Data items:
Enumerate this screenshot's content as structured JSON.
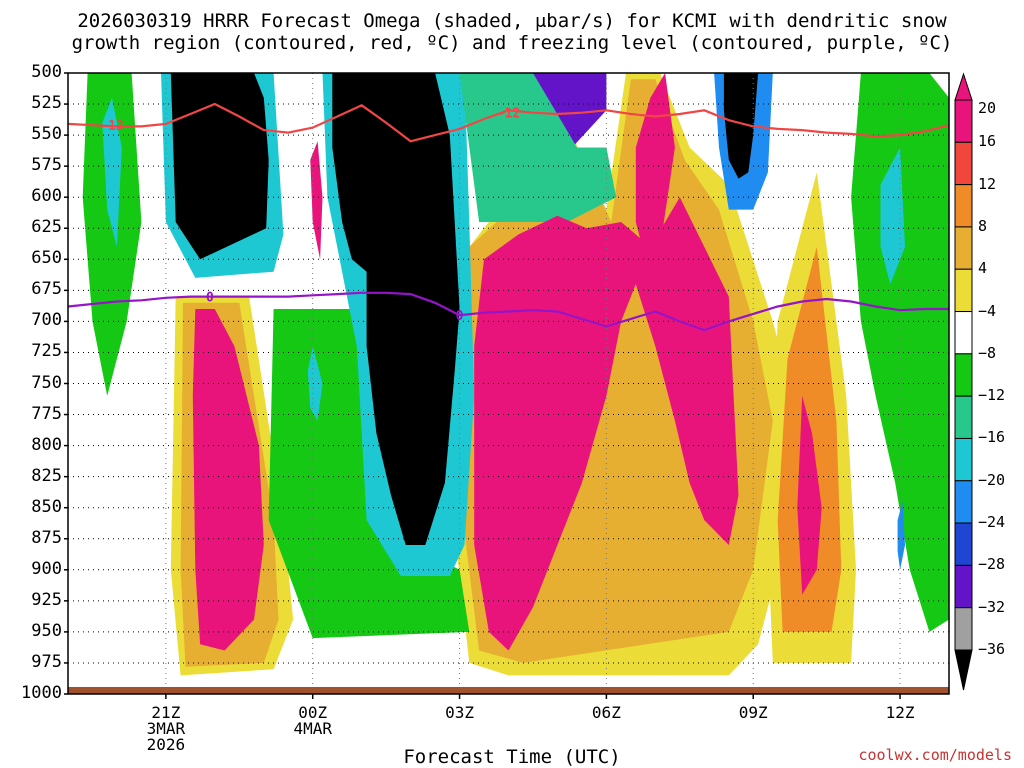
{
  "title_line1": "2026030319 HRRR Forecast Omega (shaded, μbar/s) for KCMI with dendritic snow",
  "title_line2": "growth region (contoured, red, ºC) and freezing level (contoured, purple, ºC)",
  "credit": "coolwx.com/models",
  "colors": {
    "positive_20": "#e8147c",
    "positive_16": "#f0463c",
    "positive_12": "#f08c28",
    "positive_8": "#e6af32",
    "positive_4": "#ebdc37",
    "neutral": "#ffffff",
    "neg_8": "#14c814",
    "neg_12": "#28c88c",
    "neg_16": "#1ec8d2",
    "neg_20": "#1e8cf0",
    "neg_24": "#1e46d2",
    "neg_28": "#6414c8",
    "neg_32": "#a014c8",
    "neg_36": "#a0a0a0",
    "below": "#000000",
    "dgz_line": "#f04646",
    "freezing_line": "#9614c8",
    "ground": "#a0522d"
  },
  "chart_data": {
    "type": "heatmap",
    "title": "2026030319 HRRR Forecast Omega (shaded, μbar/s) for KCMI with dendritic snow growth region (contoured, red, ºC) and freezing level (contoured, purple, ºC)",
    "xlabel": "Forecast Time (UTC)",
    "ylabel": "",
    "x_tick_labels": [
      {
        "hour": 21,
        "lines": [
          "21Z",
          "3MAR",
          "2026"
        ]
      },
      {
        "hour": 24,
        "lines": [
          "00Z",
          "4MAR"
        ]
      },
      {
        "hour": 27,
        "lines": [
          "03Z"
        ]
      },
      {
        "hour": 30,
        "lines": [
          "06Z"
        ]
      },
      {
        "hour": 33,
        "lines": [
          "09Z"
        ]
      },
      {
        "hour": 36,
        "lines": [
          "12Z"
        ]
      }
    ],
    "xlim": [
      19,
      37
    ],
    "y_ticks": [
      500,
      525,
      550,
      575,
      600,
      625,
      650,
      675,
      700,
      725,
      750,
      775,
      800,
      825,
      850,
      875,
      900,
      925,
      950,
      975,
      1000
    ],
    "ylim": [
      1000,
      500
    ],
    "colorbar_levels": [
      20,
      16,
      12,
      8,
      4,
      -4,
      -8,
      -12,
      -16,
      -20,
      -24,
      -28,
      -32,
      -36
    ],
    "grid": true,
    "contour_dgz_minus12C": {
      "label": "-12",
      "x": [
        19.0,
        19.5,
        20.0,
        20.5,
        21.0,
        21.5,
        22.0,
        22.5,
        23.0,
        23.5,
        24.0,
        24.5,
        25.0,
        25.5,
        26.0,
        26.5,
        27.0,
        27.5,
        28.0,
        28.5,
        29.0,
        29.5,
        30.0,
        30.5,
        31.0,
        31.5,
        32.0,
        32.5,
        33.0,
        33.5,
        34.0,
        34.5,
        35.0,
        35.5,
        36.0,
        36.5,
        37.0
      ],
      "y": [
        541,
        542,
        543,
        543,
        541,
        533,
        525,
        535,
        546,
        548,
        544,
        535,
        526,
        540,
        555,
        550,
        545,
        537,
        530,
        532,
        533,
        532,
        530,
        533,
        535,
        533,
        530,
        538,
        543,
        545,
        546,
        548,
        549,
        551,
        550,
        547,
        542
      ]
    },
    "contour_freezing_0C": {
      "label": "0",
      "x": [
        19.0,
        19.5,
        20.0,
        20.5,
        21.0,
        21.5,
        22.0,
        22.5,
        23.0,
        23.5,
        24.0,
        24.5,
        25.0,
        25.5,
        26.0,
        26.5,
        27.0,
        27.5,
        28.0,
        28.5,
        29.0,
        29.5,
        30.0,
        30.5,
        31.0,
        31.5,
        32.0,
        32.5,
        33.0,
        33.5,
        34.0,
        34.5,
        35.0,
        35.5,
        36.0,
        36.5,
        37.0
      ],
      "y": [
        688,
        686,
        684,
        683,
        681,
        680,
        680,
        680,
        680,
        680,
        679,
        678,
        677,
        677,
        678,
        685,
        695,
        693,
        692,
        691,
        692,
        698,
        704,
        698,
        692,
        700,
        707,
        700,
        694,
        688,
        684,
        682,
        684,
        688,
        691,
        690,
        690
      ]
    },
    "bands": [
      {
        "name": "black-column-left",
        "level": "below-36",
        "x": [
          21.1,
          21.4,
          21.8,
          22.3,
          22.8,
          23.0,
          23.1,
          23.05,
          21.7,
          21.2
        ],
        "y": [
          500,
          500,
          500,
          500,
          500,
          520,
          570,
          625,
          650,
          620
        ]
      },
      {
        "name": "black-column-center",
        "level": "below-36",
        "x": [
          24.4,
          25.0,
          25.8,
          26.5,
          26.8,
          26.9,
          27.0,
          26.9,
          26.7,
          26.3,
          25.9,
          25.6,
          25.3,
          25.1,
          25.1,
          24.8,
          24.6,
          24.4
        ],
        "y": [
          500,
          500,
          500,
          500,
          550,
          620,
          690,
          740,
          830,
          880,
          880,
          840,
          790,
          720,
          660,
          650,
          620,
          560
        ]
      },
      {
        "name": "black-column-right",
        "level": "below-36",
        "x": [
          32.7,
          33.1,
          33.0,
          32.9,
          32.7,
          32.5,
          32.4,
          32.4
        ],
        "y": [
          500,
          500,
          550,
          580,
          585,
          570,
          530,
          500
        ]
      },
      {
        "name": "pink-core-left",
        "level": "20",
        "x": [
          21.6,
          22.0,
          22.4,
          22.9,
          23.0,
          22.8,
          22.2,
          21.7,
          21.6,
          21.55
        ],
        "y": [
          690,
          690,
          720,
          800,
          880,
          940,
          965,
          960,
          900,
          760
        ]
      },
      {
        "name": "pink-core-center",
        "level": "20",
        "x": [
          27.5,
          28.2,
          29.0,
          29.6,
          30.3,
          30.9,
          31.5,
          32.0,
          32.5,
          32.6,
          32.7,
          32.5,
          32.0,
          31.7,
          31.4,
          31.0,
          30.6,
          30.3,
          30.0,
          29.5,
          29.0,
          28.5,
          28.0,
          27.6,
          27.3,
          27.3
        ],
        "y": [
          650,
          630,
          615,
          625,
          620,
          640,
          600,
          640,
          680,
          760,
          840,
          880,
          860,
          830,
          780,
          720,
          670,
          700,
          760,
          830,
          880,
          930,
          965,
          950,
          880,
          720
        ]
      },
      {
        "name": "pink-core-upper-mid",
        "level": "20",
        "x": [
          30.6,
          30.9,
          31.2,
          31.4,
          31.1,
          30.8,
          30.6
        ],
        "y": [
          560,
          520,
          500,
          560,
          640,
          650,
          620
        ]
      },
      {
        "name": "pink-core-right",
        "level": "20",
        "x": [
          34.0,
          34.2,
          34.4,
          34.3,
          34.0,
          33.9
        ],
        "y": [
          760,
          790,
          850,
          900,
          920,
          850
        ]
      },
      {
        "name": "pink-sliver-midnight",
        "level": "20",
        "x": [
          23.95,
          24.1,
          24.2,
          24.15,
          24.0
        ],
        "y": [
          570,
          555,
          600,
          650,
          620
        ]
      },
      {
        "name": "cyan-core-left",
        "level": "-16",
        "x": [
          19.7,
          19.9,
          20.1,
          20.0,
          19.8
        ],
        "y": [
          540,
          520,
          560,
          640,
          610
        ]
      },
      {
        "name": "cyan-core-midnight",
        "level": "-16",
        "x": [
          23.9,
          24.0,
          24.2,
          24.1,
          23.95
        ],
        "y": [
          740,
          720,
          750,
          780,
          770
        ]
      },
      {
        "name": "cyan-core-right",
        "level": "-16",
        "x": [
          35.6,
          36.0,
          36.1,
          35.8,
          35.6
        ],
        "y": [
          590,
          560,
          640,
          670,
          640
        ]
      },
      {
        "name": "blue-core-12z",
        "level": "-20",
        "x": [
          35.95,
          36.05,
          36.1,
          36.0,
          35.95
        ],
        "y": [
          860,
          845,
          880,
          900,
          885
        ]
      }
    ]
  }
}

* YOUR GOAL *
Write the number of lines containing the word "Omega" and nothing besides it.

* SOLUTION TO THIS EXERCISE *
2